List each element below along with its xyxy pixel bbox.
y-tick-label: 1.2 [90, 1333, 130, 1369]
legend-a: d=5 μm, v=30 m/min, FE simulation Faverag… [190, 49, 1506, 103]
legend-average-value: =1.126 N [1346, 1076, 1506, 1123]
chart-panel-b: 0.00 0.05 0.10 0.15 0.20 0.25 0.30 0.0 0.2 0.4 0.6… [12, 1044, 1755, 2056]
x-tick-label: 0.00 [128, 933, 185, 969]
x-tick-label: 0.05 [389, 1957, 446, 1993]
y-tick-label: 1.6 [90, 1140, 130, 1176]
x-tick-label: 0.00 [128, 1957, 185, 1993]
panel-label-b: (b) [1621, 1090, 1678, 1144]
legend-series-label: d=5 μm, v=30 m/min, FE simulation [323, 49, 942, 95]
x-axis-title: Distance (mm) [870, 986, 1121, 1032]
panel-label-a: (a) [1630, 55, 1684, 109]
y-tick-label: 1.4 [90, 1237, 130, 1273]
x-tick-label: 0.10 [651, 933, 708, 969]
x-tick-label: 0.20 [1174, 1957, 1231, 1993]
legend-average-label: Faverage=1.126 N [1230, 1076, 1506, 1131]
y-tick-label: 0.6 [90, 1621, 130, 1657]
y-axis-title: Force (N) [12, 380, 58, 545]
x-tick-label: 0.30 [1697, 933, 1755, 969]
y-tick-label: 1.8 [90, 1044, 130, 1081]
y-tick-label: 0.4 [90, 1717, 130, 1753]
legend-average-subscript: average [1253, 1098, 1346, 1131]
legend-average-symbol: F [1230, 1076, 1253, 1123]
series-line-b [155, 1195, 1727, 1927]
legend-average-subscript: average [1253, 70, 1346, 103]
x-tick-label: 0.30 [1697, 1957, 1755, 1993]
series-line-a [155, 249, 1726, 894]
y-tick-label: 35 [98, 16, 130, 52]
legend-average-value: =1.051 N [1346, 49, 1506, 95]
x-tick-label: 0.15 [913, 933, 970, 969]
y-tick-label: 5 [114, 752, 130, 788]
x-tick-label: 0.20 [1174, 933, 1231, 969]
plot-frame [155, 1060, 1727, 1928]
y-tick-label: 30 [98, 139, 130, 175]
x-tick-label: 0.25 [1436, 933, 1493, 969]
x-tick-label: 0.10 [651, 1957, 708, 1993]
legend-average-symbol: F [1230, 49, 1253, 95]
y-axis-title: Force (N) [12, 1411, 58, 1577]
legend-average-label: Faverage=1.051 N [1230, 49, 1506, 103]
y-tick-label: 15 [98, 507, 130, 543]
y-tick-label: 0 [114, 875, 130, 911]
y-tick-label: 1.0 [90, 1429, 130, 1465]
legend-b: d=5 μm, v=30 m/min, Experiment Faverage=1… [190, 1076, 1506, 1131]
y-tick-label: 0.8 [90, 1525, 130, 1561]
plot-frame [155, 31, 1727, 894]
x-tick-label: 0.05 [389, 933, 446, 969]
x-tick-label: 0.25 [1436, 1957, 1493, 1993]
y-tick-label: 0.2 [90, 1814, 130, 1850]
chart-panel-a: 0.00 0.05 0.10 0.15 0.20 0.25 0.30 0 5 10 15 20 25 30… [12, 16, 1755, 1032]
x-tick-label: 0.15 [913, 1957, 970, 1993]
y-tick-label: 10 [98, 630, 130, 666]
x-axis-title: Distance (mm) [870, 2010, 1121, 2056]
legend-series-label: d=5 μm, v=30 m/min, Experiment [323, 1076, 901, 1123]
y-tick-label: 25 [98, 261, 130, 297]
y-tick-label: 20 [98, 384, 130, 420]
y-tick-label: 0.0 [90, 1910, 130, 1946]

_ _ _ _

Work to be completed:
Put every row above into a JSON list of strings, one string per line, and leave out any blank lines.

Answer below:
[
  "List each element below along with its xyxy pixel bbox.",
  "y-tick-label: 1.2 [90, 1333, 130, 1369]",
  "legend-a: d=5 μm, v=30 m/min, FE simulation Faverag… [190, 49, 1506, 103]",
  "legend-average-value: =1.126 N [1346, 1076, 1506, 1123]",
  "chart-panel-b: 0.00 0.05 0.10 0.15 0.20 0.25 0.30 0.0 0.2 0.4 0.6… [12, 1044, 1755, 2056]",
  "x-tick-label: 0.00 [128, 933, 185, 969]",
  "x-tick-label: 0.05 [389, 1957, 446, 1993]",
  "y-tick-label: 1.6 [90, 1140, 130, 1176]",
  "x-tick-label: 0.00 [128, 1957, 185, 1993]",
  "panel-label-b: (b) [1621, 1090, 1678, 1144]",
  "legend-series-label: d=5 μm, v=30 m/min, FE simulation [323, 49, 942, 95]",
  "x-axis-title: Distance (mm) [870, 986, 1121, 1032]",
  "panel-label-a: (a) [1630, 55, 1684, 109]",
  "y-tick-label: 1.4 [90, 1237, 130, 1273]",
  "x-tick-label: 0.10 [651, 933, 708, 969]",
  "x-tick-label: 0.20 [1174, 1957, 1231, 1993]",
  "legend-average-label: Faverage=1.126 N [1230, 1076, 1506, 1131]",
  "y-tick-label: 0.6 [90, 1621, 130, 1657]",
  "y-axis-title: Force (N) [12, 380, 58, 545]",
  "x-tick-label: 0.30 [1697, 933, 1755, 969]",
  "y-tick-label: 1.8 [90, 1044, 130, 1081]",
  "y-tick-label: 0.4 [90, 1717, 130, 1753]",
  "legend-average-subscript: average [1253, 1098, 1346, 1131]",
  "legend-average-symbol: F [1230, 1076, 1253, 1123]",
  "series-line-b [155, 1195, 1727, 1927]",
  "legend-average-subscript: average [1253, 70, 1346, 103]",
  "x-tick-label: 0.30 [1697, 1957, 1755, 1993]",
  "series-line-a [155, 249, 1726, 894]",
  "y-tick-label: 35 [98, 16, 130, 52]",
  "legend-average-value: =1.051 N [1346, 49, 1506, 95]",
  "x-tick-label: 0.15 [913, 933, 970, 969]",
  "y-tick-label: 5 [114, 752, 130, 788]",
  "x-tick-label: 0.20 [1174, 933, 1231, 969]",
  "plot-frame [155, 1060, 1727, 1928]",
  "y-tick-label: 30 [98, 139, 130, 175]",
  "x-tick-label: 0.25 [1436, 933, 1493, 969]",
  "x-tick-label: 0.10 [651, 1957, 708, 1993]",
  "legend-average-symbol: F [1230, 49, 1253, 95]",
  "y-axis-title: Force (N) [12, 1411, 58, 1577]",
  "legend-average-label: Faverage=1.051 N [1230, 49, 1506, 103]",
  "y-tick-label: 15 [98, 507, 130, 543]",
  "y-tick-label: 0 [114, 875, 130, 911]",
  "y-tick-label: 1.0 [90, 1429, 130, 1465]",
  "legend-b: d=5 μm, v=30 m/min, Experiment Faverage=1… [190, 1076, 1506, 1131]",
  "y-tick-label: 0.8 [90, 1525, 130, 1561]",
  "plot-frame [155, 31, 1727, 894]",
  "x-tick-label: 0.05 [389, 933, 446, 969]",
  "x-tick-label: 0.25 [1436, 1957, 1493, 1993]",
  "y-tick-label: 0.2 [90, 1814, 130, 1850]",
  "chart-panel-a: 0.00 0.05 0.10 0.15 0.20 0.25 0.30 0 5 10 15 20 25 30… [12, 16, 1755, 1032]",
  "x-tick-label: 0.15 [913, 1957, 970, 1993]",
  "y-tick-label: 10 [98, 630, 130, 666]",
  "x-axis-title: Distance (mm) [870, 2010, 1121, 2056]",
  "legend-series-label: d=5 μm, v=30 m/min, Experiment [323, 1076, 901, 1123]",
  "y-tick-label: 25 [98, 261, 130, 297]",
  "y-tick-label: 20 [98, 384, 130, 420]",
  "y-tick-label: 0.0 [90, 1910, 130, 1946]"
]